[Stored records]
>> START

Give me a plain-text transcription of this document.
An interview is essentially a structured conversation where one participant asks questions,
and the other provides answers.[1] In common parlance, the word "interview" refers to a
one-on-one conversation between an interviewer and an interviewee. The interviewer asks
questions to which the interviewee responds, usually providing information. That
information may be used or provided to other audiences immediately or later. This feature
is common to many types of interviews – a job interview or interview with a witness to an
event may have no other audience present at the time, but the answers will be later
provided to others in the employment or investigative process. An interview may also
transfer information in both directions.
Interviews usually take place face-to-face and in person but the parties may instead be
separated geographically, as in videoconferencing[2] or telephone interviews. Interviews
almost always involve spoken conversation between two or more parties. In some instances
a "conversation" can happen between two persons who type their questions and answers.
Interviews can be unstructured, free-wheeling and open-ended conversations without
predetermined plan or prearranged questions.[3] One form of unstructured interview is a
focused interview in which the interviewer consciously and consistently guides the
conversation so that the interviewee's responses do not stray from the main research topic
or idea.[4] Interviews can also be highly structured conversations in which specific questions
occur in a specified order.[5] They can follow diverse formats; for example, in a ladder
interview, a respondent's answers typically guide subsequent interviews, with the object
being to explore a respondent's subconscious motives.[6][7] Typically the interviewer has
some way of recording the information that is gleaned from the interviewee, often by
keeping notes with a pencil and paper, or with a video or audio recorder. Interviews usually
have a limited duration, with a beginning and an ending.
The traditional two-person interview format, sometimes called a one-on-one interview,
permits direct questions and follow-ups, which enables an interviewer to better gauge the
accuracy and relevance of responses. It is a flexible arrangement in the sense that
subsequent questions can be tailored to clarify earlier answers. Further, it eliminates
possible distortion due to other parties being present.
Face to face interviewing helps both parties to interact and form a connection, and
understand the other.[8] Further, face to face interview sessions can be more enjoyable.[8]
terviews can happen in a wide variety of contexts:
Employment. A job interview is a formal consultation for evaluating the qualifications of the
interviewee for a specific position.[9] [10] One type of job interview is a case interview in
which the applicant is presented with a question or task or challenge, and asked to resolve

>> END

# [EXERCISE OBJECTIVE]
Write out the whole listing again. Match it word for word.

# [FULL OUTPUT]
Give me a plain-text transcription of this document.
An interview is essentially a structured conversation where one participant asks questions,
and the other provides answers.[1] In common parlance, the word "interview" refers to a
one-on-one conversation between an interviewer and an interviewee. The interviewer asks
questions to which the interviewee responds, usually providing information. That
information may be used or provided to other audiences immediately or later. This feature
is common to many types of interviews – a job interview or interview with a witness to an
event may have no other audience present at the time, but the answers will be later
provided to others in the employment or investigative process. An interview may also
transfer information in both directions.
Interviews usually take place face-to-face and in person but the parties may instead be
separated geographically, as in videoconferencing[2] or telephone interviews. Interviews
almost always involve spoken conversation between two or more parties. In some instances
a "conversation" can happen between two persons who type their questions and answers.
Interviews can be unstructured, free-wheeling and open-ended conversations without
predetermined plan or prearranged questions.[3] One form of unstructured interview is a
focused interview in which the interviewer consciously and consistently guides the
conversation so that the interviewee's responses do not stray from the main research topic
or idea.[4] Interviews can also be highly structured conversations in which specific questions
occur in a specified order.[5] They can follow diverse formats; for example, in a ladder
interview, a respondent's answers typically guide subsequent interviews, with the object
being to explore a respondent's subconscious motives.[6][7] Typically the interviewer has
some way of recording the information that is gleaned from the interviewee, often by
keeping notes with a pencil and paper, or with a video or audio recorder. Interviews usually
have a limited duration, with a beginning and an ending.
The traditional two-person interview format, sometimes called a one-on-one interview,
permits direct questions and follow-ups, which enables an interviewer to better gauge the
accuracy and relevance of responses. It is a flexible arrangement in the sense that
subsequent questions can be tailored to clarify earlier answers. Further, it eliminates
possible distortion due to other parties being present.
Face to face interviewing helps both parties to interact and form a connection, and
understand the other.[8] Further, face to face interview sessions can be more enjoyable.[8]
terviews can happen in a wide variety of contexts:
Employment. A job interview is a formal consultation for evaluating the qualifications of the
interviewee for a specific position.[9] [10] One type of job interview is a case interview in
which the applicant is presented with a question or task or challenge, and asked to resolve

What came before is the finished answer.